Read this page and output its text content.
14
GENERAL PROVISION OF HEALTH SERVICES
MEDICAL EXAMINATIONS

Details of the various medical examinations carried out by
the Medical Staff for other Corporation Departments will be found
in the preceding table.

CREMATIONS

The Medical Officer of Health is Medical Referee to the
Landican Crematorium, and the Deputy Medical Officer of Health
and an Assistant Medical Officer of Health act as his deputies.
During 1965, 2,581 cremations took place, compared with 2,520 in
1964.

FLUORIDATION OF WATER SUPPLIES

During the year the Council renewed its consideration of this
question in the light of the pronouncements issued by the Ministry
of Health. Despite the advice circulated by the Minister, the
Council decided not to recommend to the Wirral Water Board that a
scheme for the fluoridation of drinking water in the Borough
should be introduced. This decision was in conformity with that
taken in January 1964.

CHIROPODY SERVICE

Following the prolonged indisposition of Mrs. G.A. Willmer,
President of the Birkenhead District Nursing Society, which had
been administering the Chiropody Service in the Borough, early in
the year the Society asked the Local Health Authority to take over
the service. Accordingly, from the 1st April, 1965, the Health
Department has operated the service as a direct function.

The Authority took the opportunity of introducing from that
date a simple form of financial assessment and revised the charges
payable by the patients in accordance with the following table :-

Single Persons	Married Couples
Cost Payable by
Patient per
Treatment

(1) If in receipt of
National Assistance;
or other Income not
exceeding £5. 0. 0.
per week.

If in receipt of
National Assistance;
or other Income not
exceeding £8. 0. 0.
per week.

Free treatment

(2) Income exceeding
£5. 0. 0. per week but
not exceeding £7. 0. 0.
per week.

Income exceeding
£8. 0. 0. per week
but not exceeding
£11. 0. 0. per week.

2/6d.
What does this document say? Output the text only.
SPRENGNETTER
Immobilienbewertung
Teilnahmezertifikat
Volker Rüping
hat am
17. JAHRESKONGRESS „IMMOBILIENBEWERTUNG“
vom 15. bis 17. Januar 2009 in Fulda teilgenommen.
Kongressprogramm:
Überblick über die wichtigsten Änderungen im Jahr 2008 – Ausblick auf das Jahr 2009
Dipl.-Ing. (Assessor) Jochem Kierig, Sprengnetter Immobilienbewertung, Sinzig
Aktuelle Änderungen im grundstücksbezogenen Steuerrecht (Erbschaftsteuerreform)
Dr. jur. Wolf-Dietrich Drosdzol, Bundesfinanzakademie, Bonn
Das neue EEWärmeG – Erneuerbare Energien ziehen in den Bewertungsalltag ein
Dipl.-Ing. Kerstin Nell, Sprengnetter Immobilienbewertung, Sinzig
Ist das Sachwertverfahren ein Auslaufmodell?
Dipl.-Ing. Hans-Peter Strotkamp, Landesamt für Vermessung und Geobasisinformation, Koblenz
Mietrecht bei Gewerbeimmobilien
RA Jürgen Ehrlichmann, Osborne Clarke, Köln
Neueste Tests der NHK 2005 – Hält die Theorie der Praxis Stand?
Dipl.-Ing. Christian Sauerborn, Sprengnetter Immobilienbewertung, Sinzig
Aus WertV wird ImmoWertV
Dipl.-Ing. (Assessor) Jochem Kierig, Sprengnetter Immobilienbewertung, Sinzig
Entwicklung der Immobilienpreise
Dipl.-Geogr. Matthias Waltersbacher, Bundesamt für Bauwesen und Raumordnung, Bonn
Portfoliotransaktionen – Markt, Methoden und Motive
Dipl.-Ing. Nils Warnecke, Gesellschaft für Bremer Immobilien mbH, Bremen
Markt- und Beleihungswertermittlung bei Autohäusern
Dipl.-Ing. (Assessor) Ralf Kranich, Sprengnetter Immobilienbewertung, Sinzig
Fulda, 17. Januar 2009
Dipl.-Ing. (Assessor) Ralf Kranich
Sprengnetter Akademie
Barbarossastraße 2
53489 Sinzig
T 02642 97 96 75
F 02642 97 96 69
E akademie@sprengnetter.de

+ + +

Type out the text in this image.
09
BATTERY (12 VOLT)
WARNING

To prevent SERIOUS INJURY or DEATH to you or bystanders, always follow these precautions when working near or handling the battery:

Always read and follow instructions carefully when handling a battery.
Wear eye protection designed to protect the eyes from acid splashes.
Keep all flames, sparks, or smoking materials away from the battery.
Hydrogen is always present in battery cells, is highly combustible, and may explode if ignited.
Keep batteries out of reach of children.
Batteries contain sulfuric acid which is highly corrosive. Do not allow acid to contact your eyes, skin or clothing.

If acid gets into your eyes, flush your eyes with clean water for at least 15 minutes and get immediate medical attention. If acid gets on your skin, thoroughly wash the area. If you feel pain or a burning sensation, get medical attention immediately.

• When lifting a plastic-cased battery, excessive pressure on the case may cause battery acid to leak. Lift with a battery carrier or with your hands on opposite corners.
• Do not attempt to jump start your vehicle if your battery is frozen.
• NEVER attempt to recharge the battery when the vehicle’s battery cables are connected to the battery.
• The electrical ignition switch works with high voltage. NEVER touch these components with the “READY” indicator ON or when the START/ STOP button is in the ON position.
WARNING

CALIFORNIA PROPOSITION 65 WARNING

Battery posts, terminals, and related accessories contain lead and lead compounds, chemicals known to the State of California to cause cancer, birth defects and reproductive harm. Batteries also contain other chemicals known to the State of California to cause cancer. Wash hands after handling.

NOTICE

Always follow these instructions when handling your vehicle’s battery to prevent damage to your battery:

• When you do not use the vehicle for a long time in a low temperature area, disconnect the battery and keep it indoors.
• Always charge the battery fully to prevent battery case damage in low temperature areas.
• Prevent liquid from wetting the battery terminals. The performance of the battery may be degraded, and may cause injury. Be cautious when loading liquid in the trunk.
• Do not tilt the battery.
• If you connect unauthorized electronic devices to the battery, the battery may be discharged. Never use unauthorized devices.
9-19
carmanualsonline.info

+ + +

- _PROBLEM TO SOLVE_:
Wherever the string "attempt" turns up in the material, copy the whole line.

- _THE ANSWER_:
• Do not attempt to jump start your vehicle if your battery is frozen.
• NEVER attempt to recharge the battery when the vehicle’s battery cables are connected to the battery.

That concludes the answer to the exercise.